* _GIVEN TASK_: Your task is to filter the data below down to the lines holding "Output".

* * * * * * * * *

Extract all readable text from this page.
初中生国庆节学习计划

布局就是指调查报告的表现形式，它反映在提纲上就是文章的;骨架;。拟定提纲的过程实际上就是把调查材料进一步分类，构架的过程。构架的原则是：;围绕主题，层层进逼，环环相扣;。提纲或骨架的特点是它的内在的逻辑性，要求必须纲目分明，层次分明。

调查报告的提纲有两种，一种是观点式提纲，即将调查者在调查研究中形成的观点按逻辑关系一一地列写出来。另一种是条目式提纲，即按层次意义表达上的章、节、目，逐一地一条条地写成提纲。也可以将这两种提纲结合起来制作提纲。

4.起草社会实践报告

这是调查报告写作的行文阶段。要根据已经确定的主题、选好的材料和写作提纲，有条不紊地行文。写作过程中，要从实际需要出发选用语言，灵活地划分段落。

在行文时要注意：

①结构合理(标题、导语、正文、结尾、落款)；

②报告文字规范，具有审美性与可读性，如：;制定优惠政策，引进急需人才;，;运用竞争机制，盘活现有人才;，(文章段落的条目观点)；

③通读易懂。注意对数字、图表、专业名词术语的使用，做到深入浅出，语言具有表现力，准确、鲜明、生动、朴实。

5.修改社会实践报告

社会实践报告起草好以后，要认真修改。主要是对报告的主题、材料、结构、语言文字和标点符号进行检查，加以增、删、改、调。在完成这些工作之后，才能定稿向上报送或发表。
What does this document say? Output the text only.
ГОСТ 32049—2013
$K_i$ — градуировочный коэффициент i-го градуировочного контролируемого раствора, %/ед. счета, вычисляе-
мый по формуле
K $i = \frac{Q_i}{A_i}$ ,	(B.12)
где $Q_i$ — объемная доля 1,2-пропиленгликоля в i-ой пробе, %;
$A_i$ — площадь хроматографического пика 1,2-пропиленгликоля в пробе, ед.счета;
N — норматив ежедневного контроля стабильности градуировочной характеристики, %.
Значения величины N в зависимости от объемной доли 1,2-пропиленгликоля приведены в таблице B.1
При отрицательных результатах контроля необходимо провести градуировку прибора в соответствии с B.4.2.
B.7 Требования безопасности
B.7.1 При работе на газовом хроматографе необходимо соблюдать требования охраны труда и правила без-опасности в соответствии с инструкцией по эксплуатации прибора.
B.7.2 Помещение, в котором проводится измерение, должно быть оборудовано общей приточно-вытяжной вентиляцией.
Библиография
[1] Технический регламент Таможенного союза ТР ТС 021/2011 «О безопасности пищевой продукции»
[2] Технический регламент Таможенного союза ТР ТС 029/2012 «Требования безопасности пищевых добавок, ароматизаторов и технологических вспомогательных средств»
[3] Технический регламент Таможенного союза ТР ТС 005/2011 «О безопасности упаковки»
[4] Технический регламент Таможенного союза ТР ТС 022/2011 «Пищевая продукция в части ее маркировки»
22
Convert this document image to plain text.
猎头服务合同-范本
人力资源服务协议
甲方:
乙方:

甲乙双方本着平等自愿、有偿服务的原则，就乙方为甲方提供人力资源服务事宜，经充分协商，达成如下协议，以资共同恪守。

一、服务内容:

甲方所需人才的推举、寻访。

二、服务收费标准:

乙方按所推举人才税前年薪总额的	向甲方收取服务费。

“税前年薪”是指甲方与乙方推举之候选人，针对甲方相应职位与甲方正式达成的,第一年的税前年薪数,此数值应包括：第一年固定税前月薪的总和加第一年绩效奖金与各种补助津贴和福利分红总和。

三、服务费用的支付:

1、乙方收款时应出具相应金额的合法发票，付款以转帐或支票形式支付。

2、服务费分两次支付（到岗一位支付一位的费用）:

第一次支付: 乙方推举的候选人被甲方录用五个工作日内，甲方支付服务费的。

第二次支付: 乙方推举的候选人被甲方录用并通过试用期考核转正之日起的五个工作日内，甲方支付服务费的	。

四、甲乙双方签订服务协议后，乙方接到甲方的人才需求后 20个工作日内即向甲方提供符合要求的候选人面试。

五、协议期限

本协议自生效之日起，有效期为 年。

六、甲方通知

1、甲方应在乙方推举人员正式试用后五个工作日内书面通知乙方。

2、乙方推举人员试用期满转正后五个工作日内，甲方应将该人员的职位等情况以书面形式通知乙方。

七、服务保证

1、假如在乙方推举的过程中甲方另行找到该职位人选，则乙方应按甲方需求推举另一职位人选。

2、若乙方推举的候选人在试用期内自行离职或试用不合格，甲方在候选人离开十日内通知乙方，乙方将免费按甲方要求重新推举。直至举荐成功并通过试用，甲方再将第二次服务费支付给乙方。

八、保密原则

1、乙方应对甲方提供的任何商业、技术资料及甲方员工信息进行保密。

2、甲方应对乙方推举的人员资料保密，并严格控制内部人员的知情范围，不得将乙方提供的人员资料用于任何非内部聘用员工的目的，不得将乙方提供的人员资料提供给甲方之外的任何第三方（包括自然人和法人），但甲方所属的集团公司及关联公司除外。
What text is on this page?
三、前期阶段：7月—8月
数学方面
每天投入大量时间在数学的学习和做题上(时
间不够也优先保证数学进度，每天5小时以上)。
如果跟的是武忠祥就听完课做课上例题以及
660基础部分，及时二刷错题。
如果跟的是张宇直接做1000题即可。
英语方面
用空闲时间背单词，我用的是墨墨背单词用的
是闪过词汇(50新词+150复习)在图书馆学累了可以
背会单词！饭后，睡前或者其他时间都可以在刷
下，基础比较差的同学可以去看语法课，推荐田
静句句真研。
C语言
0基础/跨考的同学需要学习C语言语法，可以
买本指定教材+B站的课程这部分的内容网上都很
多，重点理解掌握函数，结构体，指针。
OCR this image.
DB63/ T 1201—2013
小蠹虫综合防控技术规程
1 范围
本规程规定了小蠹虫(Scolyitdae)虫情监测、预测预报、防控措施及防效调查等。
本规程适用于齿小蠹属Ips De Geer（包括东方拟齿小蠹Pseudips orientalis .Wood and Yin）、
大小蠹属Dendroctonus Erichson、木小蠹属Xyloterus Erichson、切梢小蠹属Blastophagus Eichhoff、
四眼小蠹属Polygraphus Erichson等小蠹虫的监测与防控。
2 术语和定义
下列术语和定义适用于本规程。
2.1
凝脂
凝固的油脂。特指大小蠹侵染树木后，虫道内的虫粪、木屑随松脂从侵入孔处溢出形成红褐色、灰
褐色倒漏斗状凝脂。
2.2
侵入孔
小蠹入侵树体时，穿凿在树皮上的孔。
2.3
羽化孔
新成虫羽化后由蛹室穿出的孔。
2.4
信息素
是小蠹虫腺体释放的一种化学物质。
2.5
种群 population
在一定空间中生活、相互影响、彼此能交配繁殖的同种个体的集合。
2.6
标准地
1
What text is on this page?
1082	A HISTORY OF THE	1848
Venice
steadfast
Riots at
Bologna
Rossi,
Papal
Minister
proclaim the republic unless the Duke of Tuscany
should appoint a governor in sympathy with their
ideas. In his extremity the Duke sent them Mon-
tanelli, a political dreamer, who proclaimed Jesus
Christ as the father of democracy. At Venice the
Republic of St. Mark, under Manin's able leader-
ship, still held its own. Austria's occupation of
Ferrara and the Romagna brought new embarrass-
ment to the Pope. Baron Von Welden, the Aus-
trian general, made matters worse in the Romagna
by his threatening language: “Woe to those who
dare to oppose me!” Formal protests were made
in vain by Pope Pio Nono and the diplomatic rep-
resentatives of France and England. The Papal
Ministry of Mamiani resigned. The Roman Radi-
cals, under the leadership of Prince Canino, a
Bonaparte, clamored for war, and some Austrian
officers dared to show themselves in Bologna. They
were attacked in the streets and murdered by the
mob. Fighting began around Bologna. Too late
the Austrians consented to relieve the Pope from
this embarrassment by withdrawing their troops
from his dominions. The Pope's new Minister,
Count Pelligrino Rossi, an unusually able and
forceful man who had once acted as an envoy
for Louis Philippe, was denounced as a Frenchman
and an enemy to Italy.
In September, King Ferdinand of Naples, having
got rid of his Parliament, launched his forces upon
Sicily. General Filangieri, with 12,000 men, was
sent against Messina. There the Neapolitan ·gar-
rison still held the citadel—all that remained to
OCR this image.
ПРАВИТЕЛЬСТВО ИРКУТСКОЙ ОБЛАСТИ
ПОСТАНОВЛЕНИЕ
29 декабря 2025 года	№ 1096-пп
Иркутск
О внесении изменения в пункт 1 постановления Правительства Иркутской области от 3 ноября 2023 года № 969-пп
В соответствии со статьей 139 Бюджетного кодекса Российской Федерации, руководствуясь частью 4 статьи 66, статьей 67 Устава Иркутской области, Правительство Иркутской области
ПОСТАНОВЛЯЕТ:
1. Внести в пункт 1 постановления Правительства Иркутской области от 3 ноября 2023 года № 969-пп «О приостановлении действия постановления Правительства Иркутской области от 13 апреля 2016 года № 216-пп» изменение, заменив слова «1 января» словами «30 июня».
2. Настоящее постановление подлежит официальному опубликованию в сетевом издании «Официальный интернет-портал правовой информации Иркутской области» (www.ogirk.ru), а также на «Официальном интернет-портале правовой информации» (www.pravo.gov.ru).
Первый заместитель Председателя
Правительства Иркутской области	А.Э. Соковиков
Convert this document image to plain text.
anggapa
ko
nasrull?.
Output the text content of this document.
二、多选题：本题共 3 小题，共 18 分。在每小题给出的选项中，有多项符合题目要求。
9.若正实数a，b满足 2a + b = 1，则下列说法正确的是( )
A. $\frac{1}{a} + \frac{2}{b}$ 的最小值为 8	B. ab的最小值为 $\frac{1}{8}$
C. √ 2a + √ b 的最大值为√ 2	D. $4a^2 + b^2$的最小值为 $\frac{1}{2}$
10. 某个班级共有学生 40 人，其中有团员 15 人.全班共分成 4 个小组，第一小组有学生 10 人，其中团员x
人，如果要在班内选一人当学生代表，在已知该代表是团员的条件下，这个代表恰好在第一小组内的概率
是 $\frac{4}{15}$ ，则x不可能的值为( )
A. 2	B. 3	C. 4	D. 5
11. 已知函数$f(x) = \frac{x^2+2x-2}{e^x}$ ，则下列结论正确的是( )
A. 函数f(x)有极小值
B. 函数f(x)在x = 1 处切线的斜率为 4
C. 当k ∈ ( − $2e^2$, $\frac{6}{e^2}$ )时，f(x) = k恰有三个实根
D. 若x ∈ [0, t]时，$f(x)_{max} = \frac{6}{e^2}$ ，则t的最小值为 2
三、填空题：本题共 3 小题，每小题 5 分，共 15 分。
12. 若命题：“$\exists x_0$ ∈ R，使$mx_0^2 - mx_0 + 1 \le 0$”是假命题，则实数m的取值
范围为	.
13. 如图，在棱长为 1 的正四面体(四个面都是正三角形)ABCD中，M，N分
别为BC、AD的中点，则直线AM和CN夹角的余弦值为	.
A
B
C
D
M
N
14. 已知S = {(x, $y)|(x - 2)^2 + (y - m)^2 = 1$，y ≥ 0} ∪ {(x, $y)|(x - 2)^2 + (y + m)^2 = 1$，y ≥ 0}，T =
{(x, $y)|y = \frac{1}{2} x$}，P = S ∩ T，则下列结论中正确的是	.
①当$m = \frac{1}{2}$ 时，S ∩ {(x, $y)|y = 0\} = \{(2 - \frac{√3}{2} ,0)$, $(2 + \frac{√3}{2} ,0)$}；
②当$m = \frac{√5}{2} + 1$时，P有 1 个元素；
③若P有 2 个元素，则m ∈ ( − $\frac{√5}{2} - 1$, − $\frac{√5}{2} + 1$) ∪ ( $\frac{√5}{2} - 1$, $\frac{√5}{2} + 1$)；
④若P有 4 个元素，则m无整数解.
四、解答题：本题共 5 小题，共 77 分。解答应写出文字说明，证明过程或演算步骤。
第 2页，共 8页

* * * * * * * * *

* _FINISHED TASK_:
What does this document say? Output the text only.
Output the text content of this document.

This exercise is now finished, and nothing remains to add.